**WHAT THIS TASK INVOLVES**
Look for "Алюминиевые" in the listing below. Gather each line that contains it.

Figure dataset records:
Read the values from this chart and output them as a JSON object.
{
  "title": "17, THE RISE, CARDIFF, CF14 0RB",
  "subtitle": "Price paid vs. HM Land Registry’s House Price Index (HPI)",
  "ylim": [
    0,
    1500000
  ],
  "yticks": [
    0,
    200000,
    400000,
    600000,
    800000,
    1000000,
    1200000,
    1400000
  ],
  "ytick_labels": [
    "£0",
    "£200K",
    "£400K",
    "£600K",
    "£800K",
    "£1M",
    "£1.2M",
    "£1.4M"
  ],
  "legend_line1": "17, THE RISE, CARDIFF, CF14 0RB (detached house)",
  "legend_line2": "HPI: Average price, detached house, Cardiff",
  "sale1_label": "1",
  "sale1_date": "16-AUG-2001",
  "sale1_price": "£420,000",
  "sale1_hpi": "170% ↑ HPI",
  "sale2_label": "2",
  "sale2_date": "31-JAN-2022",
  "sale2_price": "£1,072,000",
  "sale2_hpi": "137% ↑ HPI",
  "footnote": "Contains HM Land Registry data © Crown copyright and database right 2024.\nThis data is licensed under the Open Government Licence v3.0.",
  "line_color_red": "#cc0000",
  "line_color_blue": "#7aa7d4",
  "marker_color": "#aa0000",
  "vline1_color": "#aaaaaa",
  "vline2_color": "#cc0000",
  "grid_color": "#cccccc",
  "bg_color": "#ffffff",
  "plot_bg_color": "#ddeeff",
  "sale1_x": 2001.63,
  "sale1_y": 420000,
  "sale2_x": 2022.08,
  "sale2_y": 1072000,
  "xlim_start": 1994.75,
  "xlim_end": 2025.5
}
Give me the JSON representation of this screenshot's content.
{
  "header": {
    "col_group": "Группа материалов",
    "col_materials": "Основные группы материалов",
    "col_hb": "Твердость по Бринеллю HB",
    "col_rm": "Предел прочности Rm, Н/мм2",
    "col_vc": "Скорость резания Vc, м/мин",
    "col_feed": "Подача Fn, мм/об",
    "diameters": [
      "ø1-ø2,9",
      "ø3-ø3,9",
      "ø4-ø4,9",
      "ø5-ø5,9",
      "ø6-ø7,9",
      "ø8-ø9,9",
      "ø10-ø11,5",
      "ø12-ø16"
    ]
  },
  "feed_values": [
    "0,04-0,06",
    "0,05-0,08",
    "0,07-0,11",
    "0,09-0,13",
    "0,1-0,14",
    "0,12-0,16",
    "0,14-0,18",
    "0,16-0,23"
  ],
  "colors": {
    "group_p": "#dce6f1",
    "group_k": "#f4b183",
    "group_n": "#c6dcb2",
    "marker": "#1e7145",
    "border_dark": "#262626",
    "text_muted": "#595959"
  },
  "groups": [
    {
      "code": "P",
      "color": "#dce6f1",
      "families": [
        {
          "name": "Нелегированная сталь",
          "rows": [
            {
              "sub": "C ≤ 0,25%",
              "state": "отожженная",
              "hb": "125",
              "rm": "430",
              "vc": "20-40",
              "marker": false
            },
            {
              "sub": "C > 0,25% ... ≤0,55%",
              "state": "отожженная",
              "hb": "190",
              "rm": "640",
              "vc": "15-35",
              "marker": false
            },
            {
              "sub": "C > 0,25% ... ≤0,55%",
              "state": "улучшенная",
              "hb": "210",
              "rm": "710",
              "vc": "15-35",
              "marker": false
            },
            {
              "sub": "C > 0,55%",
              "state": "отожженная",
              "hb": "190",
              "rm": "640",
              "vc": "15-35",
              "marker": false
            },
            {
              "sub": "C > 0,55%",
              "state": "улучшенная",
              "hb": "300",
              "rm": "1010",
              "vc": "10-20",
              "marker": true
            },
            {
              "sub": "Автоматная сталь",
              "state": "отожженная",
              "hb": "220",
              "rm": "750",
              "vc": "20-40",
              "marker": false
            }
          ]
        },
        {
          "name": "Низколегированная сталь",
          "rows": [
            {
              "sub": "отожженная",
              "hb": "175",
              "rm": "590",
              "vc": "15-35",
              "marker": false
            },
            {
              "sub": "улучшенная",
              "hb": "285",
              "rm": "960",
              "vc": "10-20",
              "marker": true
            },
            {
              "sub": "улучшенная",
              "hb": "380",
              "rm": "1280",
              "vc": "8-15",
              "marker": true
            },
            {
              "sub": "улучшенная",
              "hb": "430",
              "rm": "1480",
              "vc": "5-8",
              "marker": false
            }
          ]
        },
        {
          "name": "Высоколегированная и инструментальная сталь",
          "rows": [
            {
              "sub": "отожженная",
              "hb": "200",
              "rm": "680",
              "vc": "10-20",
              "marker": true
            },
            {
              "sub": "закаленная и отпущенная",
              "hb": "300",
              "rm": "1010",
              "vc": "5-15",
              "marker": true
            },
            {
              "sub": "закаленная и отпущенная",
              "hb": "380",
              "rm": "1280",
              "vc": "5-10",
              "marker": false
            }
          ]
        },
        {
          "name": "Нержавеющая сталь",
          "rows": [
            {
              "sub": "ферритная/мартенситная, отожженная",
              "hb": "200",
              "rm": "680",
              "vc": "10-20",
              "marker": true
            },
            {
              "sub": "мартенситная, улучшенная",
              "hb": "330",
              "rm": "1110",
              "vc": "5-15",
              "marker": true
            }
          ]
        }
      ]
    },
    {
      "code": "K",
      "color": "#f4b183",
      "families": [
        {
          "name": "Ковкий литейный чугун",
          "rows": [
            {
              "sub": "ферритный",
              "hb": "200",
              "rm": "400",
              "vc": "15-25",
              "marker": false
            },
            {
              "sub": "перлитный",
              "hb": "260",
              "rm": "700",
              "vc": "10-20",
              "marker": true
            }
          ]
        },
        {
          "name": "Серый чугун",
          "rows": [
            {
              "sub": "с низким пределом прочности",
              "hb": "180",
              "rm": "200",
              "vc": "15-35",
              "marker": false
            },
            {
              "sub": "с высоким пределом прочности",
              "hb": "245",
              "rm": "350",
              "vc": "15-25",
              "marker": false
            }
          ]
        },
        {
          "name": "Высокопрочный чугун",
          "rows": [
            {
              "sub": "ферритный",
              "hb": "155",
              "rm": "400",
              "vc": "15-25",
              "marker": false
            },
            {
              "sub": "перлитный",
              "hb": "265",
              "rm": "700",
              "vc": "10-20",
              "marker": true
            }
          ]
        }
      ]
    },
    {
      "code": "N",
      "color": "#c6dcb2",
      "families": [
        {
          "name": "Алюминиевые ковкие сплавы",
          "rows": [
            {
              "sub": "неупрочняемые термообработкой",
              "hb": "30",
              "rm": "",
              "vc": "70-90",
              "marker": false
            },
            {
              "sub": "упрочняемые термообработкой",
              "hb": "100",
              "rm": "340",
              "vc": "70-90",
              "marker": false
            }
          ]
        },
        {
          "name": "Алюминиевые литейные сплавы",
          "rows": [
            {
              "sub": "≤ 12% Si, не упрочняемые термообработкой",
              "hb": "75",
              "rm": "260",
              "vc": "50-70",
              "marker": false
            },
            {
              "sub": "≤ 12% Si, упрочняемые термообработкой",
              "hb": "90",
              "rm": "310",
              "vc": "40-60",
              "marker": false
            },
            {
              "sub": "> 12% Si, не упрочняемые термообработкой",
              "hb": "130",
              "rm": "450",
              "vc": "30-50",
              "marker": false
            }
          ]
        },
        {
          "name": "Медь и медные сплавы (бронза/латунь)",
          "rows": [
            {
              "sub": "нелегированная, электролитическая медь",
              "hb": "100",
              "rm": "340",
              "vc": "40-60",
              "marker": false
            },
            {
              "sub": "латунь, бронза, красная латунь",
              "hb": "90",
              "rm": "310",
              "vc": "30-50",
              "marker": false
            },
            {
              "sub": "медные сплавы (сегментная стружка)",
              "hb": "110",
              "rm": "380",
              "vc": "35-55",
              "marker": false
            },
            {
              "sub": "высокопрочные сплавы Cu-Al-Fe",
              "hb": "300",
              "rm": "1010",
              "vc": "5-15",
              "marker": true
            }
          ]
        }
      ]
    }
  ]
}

**ANSWER TO THIS PROBLEM**
          "name": "Алюминиевые ковкие сплавы",
          "name": "Алюминиевые литейные сплавы",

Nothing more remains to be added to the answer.